:: Written request ::
Retype the stretch of the data from the line containing "legend-label: Indesejável bbox=[179, 797, 255, 814]" through the line containing "legend-label: Indesejável bbox=[179, 375, 255, 392]", keeping every character identical and including both end lines.
## BEGIN Material for this task
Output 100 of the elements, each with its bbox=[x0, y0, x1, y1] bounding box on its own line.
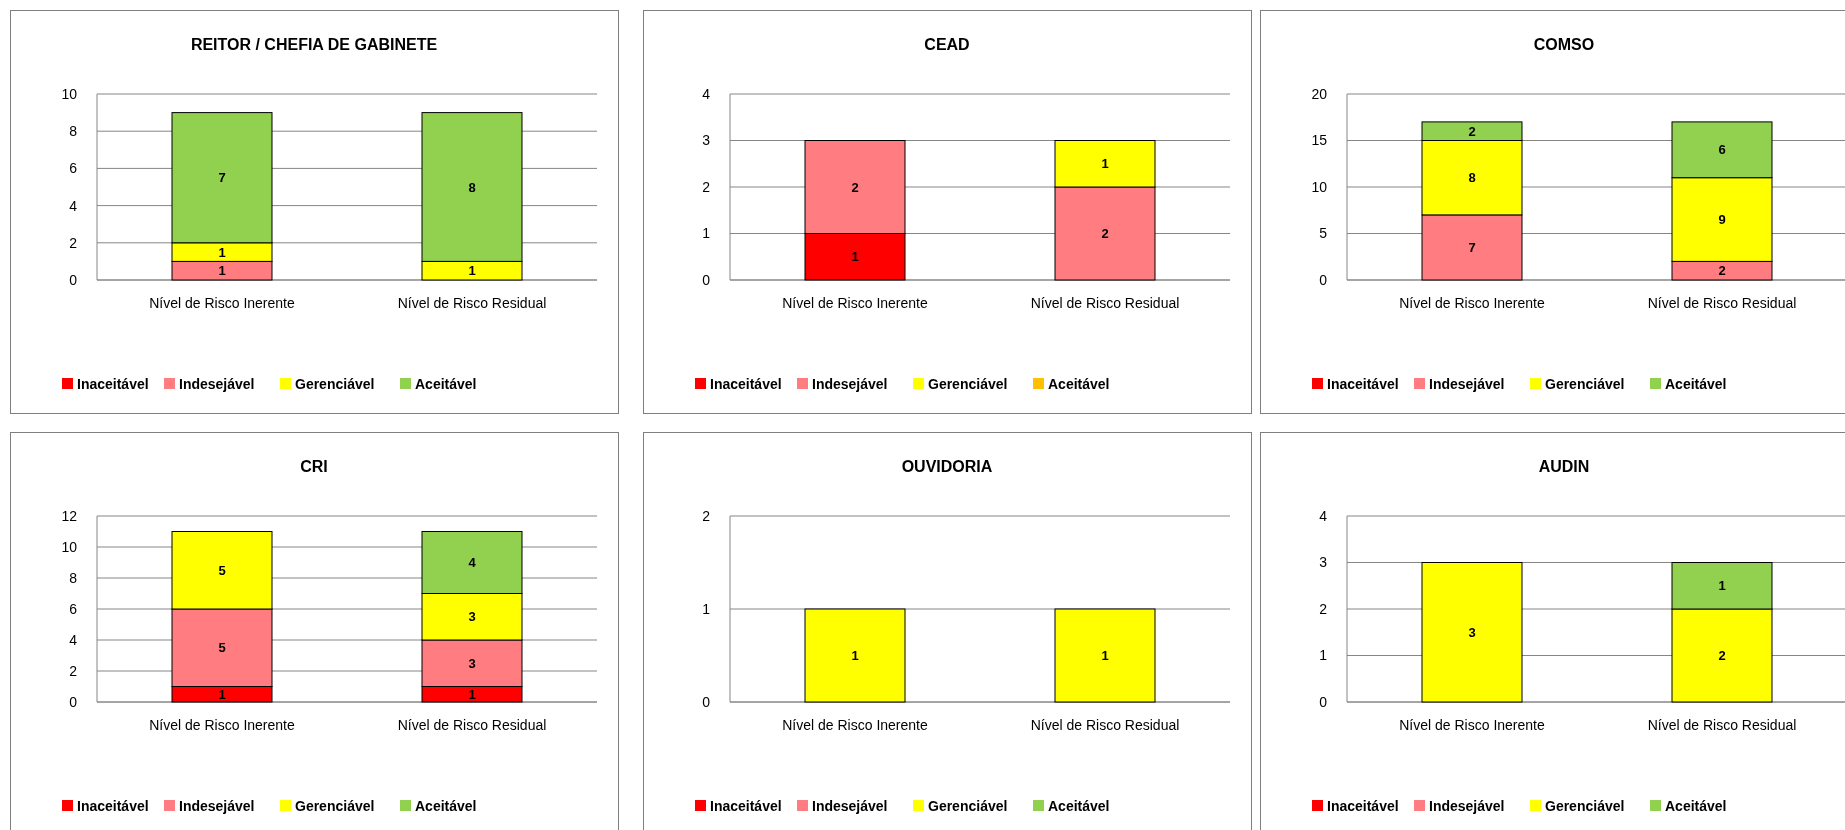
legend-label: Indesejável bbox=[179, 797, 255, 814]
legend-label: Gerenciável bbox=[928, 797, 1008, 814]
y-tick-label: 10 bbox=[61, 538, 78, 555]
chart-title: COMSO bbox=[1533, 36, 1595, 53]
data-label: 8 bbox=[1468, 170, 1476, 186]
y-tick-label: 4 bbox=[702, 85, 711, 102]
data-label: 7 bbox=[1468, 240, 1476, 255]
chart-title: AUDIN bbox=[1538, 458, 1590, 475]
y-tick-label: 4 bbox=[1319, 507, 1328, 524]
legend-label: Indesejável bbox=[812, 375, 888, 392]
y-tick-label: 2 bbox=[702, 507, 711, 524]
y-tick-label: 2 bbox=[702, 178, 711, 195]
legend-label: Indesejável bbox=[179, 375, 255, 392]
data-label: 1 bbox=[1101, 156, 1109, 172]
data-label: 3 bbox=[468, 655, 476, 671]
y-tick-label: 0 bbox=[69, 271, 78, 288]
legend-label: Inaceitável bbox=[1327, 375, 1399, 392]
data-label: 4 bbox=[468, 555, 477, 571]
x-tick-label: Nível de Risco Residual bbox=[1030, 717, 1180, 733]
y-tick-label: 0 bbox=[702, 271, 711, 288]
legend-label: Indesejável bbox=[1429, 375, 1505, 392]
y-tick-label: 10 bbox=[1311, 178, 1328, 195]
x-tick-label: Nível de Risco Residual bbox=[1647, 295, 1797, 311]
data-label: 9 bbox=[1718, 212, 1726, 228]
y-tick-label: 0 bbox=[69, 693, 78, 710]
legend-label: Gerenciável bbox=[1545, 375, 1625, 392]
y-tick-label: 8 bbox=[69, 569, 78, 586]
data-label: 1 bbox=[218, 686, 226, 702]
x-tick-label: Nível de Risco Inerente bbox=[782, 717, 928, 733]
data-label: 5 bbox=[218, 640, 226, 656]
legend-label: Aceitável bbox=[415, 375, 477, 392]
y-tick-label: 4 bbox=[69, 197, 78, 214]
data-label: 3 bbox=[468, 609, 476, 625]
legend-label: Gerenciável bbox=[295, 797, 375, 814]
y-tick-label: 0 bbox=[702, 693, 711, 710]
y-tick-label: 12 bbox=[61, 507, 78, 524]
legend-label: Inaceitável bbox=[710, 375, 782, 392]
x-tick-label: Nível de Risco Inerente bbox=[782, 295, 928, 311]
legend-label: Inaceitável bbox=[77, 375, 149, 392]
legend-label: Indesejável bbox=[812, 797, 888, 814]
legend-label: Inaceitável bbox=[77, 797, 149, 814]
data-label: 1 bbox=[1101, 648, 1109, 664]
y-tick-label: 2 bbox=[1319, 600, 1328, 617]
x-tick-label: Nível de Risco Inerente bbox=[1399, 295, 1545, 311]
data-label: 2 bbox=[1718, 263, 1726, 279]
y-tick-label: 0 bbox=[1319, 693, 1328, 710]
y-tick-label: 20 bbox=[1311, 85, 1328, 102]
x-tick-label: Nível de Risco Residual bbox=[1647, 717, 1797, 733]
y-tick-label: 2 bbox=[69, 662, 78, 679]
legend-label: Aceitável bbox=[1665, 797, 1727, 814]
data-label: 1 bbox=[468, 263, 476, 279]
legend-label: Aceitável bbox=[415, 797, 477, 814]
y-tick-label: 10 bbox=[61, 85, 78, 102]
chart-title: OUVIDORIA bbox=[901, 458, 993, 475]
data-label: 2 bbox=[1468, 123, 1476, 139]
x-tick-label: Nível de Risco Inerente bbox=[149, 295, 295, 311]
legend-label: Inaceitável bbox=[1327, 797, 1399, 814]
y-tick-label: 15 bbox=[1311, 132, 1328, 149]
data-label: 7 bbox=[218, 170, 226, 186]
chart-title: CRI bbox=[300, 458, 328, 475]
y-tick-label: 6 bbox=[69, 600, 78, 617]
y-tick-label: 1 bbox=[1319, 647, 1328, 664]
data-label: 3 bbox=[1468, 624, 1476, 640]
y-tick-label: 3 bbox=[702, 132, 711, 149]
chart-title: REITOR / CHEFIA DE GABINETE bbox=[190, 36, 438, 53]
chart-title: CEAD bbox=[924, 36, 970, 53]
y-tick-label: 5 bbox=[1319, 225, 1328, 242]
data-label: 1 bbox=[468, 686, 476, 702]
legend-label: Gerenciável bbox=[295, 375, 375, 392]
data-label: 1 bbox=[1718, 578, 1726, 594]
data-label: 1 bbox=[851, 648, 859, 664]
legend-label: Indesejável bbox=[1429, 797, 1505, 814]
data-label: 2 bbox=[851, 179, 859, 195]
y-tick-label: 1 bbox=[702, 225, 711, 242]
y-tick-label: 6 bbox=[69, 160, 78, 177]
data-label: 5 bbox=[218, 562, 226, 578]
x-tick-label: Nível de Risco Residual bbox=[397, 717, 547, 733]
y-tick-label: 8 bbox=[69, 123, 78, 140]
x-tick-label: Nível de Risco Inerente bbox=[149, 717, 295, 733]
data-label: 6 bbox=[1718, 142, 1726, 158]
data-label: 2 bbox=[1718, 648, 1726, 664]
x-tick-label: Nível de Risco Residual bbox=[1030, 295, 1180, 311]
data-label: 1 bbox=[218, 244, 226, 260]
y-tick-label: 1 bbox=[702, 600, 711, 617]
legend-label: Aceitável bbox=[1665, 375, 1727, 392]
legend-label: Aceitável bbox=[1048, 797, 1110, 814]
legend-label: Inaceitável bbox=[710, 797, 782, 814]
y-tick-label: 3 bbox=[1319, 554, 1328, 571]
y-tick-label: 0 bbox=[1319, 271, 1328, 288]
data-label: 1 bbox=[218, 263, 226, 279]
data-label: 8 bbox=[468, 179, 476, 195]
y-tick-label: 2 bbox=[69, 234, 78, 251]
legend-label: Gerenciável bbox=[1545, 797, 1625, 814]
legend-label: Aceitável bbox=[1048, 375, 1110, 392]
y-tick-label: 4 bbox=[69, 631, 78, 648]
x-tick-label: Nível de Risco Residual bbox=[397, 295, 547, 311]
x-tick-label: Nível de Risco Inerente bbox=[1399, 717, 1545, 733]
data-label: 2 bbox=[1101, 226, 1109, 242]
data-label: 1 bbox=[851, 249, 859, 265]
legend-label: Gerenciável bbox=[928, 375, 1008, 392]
## END Material for this task
:: Task result ::
legend-label: Indesejável bbox=[179, 797, 255, 814]
legend-label: Gerenciável bbox=[928, 797, 1008, 814]
y-tick-label: 10 bbox=[61, 538, 78, 555]
chart-title: COMSO bbox=[1533, 36, 1595, 53]
data-label: 8 bbox=[1468, 170, 1476, 186]
y-tick-label: 4 bbox=[702, 85, 711, 102]
data-label: 7 bbox=[1468, 240, 1476, 255]
chart-title: AUDIN bbox=[1538, 458, 1590, 475]
y-tick-label: 4 bbox=[1319, 507, 1328, 524]
legend-label: Indesejável bbox=[812, 375, 888, 392]
y-tick-label: 2 bbox=[702, 507, 711, 524]
y-tick-label: 2 bbox=[702, 178, 711, 195]
legend-label: Indesejável bbox=[179, 375, 255, 392]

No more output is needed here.